▸ **Aim**
Quote every line of the data below word for word, from the first line through the last.

▸ **Lines of data**
···
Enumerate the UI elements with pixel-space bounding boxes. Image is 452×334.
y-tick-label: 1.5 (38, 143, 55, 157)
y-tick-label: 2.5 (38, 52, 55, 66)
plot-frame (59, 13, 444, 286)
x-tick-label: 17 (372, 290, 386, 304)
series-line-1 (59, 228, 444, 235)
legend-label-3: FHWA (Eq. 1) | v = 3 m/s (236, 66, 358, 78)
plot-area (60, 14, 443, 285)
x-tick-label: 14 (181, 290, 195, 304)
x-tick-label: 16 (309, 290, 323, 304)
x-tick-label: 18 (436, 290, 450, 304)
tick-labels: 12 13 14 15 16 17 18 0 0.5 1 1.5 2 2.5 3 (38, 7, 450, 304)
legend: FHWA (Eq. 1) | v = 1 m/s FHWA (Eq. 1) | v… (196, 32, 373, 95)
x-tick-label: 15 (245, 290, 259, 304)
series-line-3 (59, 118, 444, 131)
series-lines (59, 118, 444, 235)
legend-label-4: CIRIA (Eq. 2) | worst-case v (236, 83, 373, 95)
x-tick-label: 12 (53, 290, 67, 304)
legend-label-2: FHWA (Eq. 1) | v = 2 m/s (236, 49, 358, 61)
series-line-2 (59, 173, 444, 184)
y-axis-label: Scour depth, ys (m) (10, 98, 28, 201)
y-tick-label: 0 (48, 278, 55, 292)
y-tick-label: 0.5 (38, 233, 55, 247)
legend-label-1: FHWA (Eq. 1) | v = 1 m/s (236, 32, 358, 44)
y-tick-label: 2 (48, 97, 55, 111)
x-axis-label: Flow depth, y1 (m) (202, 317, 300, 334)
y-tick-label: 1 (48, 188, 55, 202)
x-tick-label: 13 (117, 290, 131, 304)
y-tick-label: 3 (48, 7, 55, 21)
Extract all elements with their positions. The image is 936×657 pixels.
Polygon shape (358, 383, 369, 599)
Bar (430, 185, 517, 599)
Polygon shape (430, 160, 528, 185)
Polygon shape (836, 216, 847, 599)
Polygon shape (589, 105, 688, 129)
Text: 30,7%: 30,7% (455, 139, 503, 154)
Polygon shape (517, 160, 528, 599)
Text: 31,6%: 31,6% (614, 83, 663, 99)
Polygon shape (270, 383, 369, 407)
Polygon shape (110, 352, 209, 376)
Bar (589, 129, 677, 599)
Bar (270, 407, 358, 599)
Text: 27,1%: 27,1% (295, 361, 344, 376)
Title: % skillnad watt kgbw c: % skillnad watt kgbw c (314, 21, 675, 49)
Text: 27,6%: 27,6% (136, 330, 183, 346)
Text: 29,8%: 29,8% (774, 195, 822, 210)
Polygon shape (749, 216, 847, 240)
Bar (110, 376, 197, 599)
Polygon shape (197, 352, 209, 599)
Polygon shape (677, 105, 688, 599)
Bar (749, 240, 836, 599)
···
▸ **Right answer**
Enumerate the UI elements with pixel-space bounding boxes. Image is 452×334.
y-tick-label: 1.5 (38, 143, 55, 157)
y-tick-label: 2.5 (38, 52, 55, 66)
plot-frame (59, 13, 444, 286)
x-tick-label: 17 (372, 290, 386, 304)
series-line-1 (59, 228, 444, 235)
legend-label-3: FHWA (Eq. 1) | v = 3 m/s (236, 66, 358, 78)
plot-area (60, 14, 443, 285)
x-tick-label: 14 (181, 290, 195, 304)
x-tick-label: 16 (309, 290, 323, 304)
x-tick-label: 18 (436, 290, 450, 304)
tick-labels: 12 13 14 15 16 17 18 0 0.5 1 1.5 2 2.5 3 (38, 7, 450, 304)
legend: FHWA (Eq. 1) | v = 1 m/s FHWA (Eq. 1) | v… (196, 32, 373, 95)
x-tick-label: 15 (245, 290, 259, 304)
series-line-3 (59, 118, 444, 131)
series-lines (59, 118, 444, 235)
legend-label-4: CIRIA (Eq. 2) | worst-case v (236, 83, 373, 95)
x-tick-label: 12 (53, 290, 67, 304)
legend-label-2: FHWA (Eq. 1) | v = 2 m/s (236, 49, 358, 61)
series-line-2 (59, 173, 444, 184)
y-axis-label: Scour depth, ys (m) (10, 98, 28, 201)
y-tick-label: 0 (48, 278, 55, 292)
y-tick-label: 0.5 (38, 233, 55, 247)
legend-label-1: FHWA (Eq. 1) | v = 1 m/s (236, 32, 358, 44)
y-tick-label: 2 (48, 97, 55, 111)
x-axis-label: Flow depth, y1 (m) (202, 317, 300, 334)
y-tick-label: 1 (48, 188, 55, 202)
x-tick-label: 13 (117, 290, 131, 304)
y-tick-label: 3 (48, 7, 55, 21)
Extract all elements with their positions. The image is 936×657 pixels.
Polygon shape (358, 383, 369, 599)
Bar (430, 185, 517, 599)
Polygon shape (430, 160, 528, 185)
Polygon shape (836, 216, 847, 599)
Polygon shape (589, 105, 688, 129)
Text: 30,7%: 30,7% (455, 139, 503, 154)
Polygon shape (517, 160, 528, 599)
Text: 31,6%: 31,6% (614, 83, 663, 99)
Polygon shape (270, 383, 369, 407)
Polygon shape (110, 352, 209, 376)
Bar (589, 129, 677, 599)
Bar (270, 407, 358, 599)
Text: 27,1%: 27,1% (295, 361, 344, 376)
Title: % skillnad watt kgbw c: % skillnad watt kgbw c (314, 21, 675, 49)
Text: 27,6%: 27,6% (136, 330, 183, 346)
Text: 29,8%: 29,8% (774, 195, 822, 210)
Polygon shape (749, 216, 847, 240)
Bar (110, 376, 197, 599)
Polygon shape (197, 352, 209, 599)
Polygon shape (677, 105, 688, 599)
Bar (749, 240, 836, 599)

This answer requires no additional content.